* **Source passage**
____________
Mohammed Billoo, founder of MAB Labs (www.mab-labs.com), provides custom embedded Linux solutions for a multitude of hardware platforms. In a series of posts over the coming weeks, he will walk us through the new Linux support in Tracealyzer v4.4, using a real-world project as an example.
Recently, I’ve been working on a custom Linux driver to consume data streamed by an external device. While there are mechanisms native to the Linux kernel to ensure that the functionality of the driver is correct, evaluating performance is not straightforward. Percepio had recently announced a major update of the Tracealyzer support for Linux tracing (https://percepio.com/tz/tracealyzer-for-linux/) and released a public beta version, so it seemed like a good opportunity to try it out. Therefore I opted to use Tracealyzer for Linux to help me assess the performance of my custom driver and identify any deficiencies. This series of blog posts will demonstrate how to use Tracealyzer to evaluate the performance of a Linux kernel driver.
Tracealyzer for Linux takes advantage of LTTng, an open source tracer and profiler that allows developers to evaluate performance of the kernel (including drivers). It also supports userspace applications, but the focus of this series will be on the kernel. Ultimately, Tracealyzer parses the output of LTTng and provides visualization and detailed statistics to allow a developer to evaluate the performance of their kernel/driver.
To understand what we’re looking to accomplish, it’s important to diagram our driver:
Our external device has three main interfaces. The I2C interface is meant to control the device, the SPI interface is used to stream data back to our Linux device, and the GPIO is an interrupt line to indicate when there is data ready to be consumed. When the GPIO line is asserted by our device, the Linux driver will send an I2C command to instruct the device to begin streaming, which will be done over the SPI interface. The driver will instruct the DMA controller (DMAC) of our embedded Linux system to manage the data transfer between the SPI bus and system RAM to ensure that the CPU is able to manage other tasks. While the driver will simply instruct the DMAC to perform the necessary transfers, it will need to periodically check in to make sure that there are no issues. Finally, application code exists on the Linux device to retrieve the streamed data from RAM and store it in non-volatile memory.
We’re going to leverage Tracealyzer to help us validate two important metrics. First, that the amount of time from the GPIO being asserted to when the I2C command is issued is kept to a minimum. Second, that the Linux kernel is providing the driver with sufficient execution cycles to allow it to periodically manage any issues encountered by the DMAC. Our ultimate goal is to guarantee that minimal data is lost in the streaming process, and Tracealyzer will help quantify this guarantee.
Configure the device development kit
As mentioned before, Tracealyzer leverages files generated by LTTng. Before getting started with any implementation, we need to first get our embedded Linux platform appropriately configured to support LTTng. The platform I selected was the Phytec i.MX 6ULL development kit. I’ve used other Phytec development kits in the past and am comfortable with their Yocto-based Board Support Package (BSP).
____________
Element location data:
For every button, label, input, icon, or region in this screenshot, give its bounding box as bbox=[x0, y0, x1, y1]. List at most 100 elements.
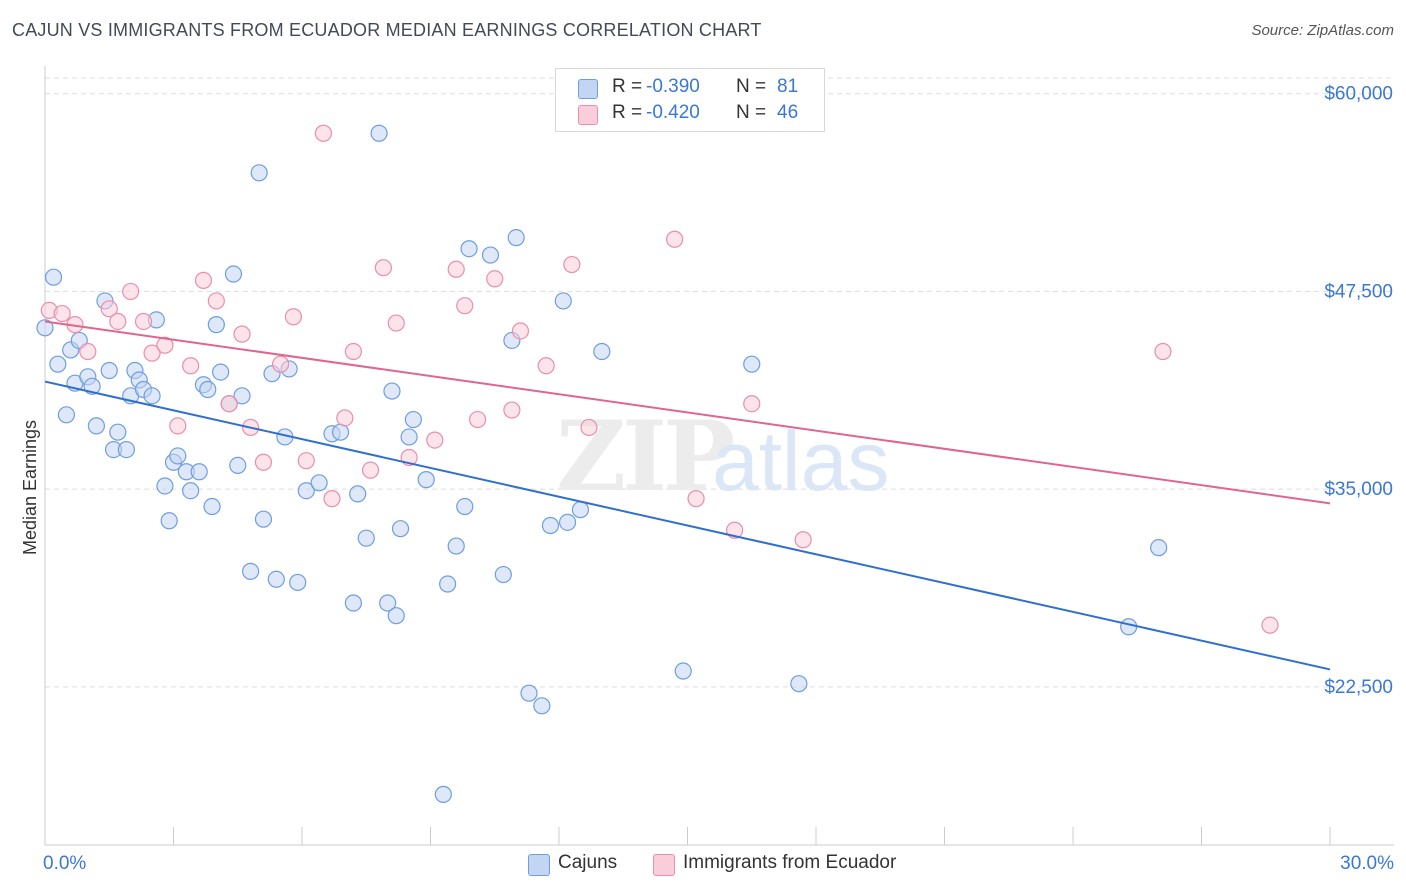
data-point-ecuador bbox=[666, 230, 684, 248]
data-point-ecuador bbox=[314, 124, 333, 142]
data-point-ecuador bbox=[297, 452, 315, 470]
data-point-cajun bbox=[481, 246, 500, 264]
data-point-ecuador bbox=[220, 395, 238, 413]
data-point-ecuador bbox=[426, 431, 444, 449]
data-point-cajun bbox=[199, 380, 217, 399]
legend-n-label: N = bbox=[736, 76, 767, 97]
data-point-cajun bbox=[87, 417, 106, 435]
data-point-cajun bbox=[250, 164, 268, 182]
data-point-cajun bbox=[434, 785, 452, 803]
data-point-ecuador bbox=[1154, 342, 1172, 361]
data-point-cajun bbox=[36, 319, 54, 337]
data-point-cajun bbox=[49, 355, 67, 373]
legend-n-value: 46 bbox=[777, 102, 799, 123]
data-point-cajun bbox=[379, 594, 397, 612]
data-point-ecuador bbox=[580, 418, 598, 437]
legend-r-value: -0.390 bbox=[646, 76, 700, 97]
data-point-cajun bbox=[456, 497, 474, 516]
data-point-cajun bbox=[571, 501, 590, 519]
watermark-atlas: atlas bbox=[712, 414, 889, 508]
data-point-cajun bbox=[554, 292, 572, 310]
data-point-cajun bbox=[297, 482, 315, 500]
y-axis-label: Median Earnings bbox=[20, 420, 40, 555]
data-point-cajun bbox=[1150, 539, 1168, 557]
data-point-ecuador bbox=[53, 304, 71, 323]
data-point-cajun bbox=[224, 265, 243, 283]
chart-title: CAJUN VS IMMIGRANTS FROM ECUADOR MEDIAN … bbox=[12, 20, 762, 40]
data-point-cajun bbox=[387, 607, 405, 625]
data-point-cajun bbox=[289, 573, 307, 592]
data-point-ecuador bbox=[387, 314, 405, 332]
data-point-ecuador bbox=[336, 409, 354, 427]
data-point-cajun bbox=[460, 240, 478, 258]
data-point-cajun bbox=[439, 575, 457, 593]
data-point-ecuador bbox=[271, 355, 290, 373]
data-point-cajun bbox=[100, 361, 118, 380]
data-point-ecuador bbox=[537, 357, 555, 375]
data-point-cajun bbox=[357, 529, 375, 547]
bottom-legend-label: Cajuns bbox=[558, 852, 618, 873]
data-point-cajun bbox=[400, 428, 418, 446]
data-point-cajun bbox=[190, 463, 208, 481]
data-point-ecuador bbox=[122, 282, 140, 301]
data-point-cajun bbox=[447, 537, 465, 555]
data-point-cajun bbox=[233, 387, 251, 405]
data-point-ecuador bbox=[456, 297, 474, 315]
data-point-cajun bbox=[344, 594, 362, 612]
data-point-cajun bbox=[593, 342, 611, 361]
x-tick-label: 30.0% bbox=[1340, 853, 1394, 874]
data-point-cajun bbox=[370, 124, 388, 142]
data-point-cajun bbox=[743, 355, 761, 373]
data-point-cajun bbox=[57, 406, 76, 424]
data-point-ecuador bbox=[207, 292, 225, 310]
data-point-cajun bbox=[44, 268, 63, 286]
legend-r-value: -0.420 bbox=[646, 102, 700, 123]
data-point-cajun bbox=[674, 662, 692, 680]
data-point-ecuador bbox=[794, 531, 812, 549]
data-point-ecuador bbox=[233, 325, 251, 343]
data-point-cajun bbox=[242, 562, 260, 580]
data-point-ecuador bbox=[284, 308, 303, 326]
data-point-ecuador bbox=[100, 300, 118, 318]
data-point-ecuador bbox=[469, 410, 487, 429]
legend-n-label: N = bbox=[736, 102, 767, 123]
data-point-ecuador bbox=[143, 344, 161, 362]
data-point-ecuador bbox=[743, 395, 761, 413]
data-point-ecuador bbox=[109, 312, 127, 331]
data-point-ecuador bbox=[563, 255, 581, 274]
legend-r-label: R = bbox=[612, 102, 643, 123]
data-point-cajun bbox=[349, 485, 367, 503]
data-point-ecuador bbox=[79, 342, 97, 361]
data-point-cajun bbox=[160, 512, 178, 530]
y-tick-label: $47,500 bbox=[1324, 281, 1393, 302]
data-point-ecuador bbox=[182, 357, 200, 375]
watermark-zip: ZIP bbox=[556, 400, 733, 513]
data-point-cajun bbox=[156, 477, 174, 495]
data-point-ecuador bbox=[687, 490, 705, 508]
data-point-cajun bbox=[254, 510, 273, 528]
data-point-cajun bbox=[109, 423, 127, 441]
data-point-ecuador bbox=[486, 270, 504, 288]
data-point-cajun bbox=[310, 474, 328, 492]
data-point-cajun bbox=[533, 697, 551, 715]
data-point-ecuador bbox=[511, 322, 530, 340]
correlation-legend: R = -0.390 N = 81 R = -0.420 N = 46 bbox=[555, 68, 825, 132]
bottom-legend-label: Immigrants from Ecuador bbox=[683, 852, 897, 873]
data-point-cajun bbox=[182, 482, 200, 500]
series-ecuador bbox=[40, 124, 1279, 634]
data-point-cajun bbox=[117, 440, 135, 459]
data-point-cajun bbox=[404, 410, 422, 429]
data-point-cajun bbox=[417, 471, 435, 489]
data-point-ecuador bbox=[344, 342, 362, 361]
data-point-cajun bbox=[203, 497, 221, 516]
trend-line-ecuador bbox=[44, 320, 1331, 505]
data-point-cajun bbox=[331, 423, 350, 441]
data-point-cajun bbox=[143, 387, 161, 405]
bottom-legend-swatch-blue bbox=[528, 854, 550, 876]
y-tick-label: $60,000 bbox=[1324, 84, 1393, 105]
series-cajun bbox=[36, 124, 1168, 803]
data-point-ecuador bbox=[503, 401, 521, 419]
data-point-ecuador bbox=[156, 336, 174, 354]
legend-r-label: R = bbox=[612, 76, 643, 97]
____________
Repeat word for word everything in the Tracealyzer article above, from "We’re going to" down to "quantify this guarantee.".

We’re going to leverage Tracealyzer to help us validate two important metrics. First, that the amount of time from the GPIO being asserted to when the I2C command is issued is kept to a minimum. Second, that the Linux kernel is providing the driver with sufficient execution cycles to allow it to periodically manage any issues encountered by the DMAC. Our ultimate goal is to guarantee that minimal data is lost in the streaming process, and Tracealyzer will help quantify this guarantee.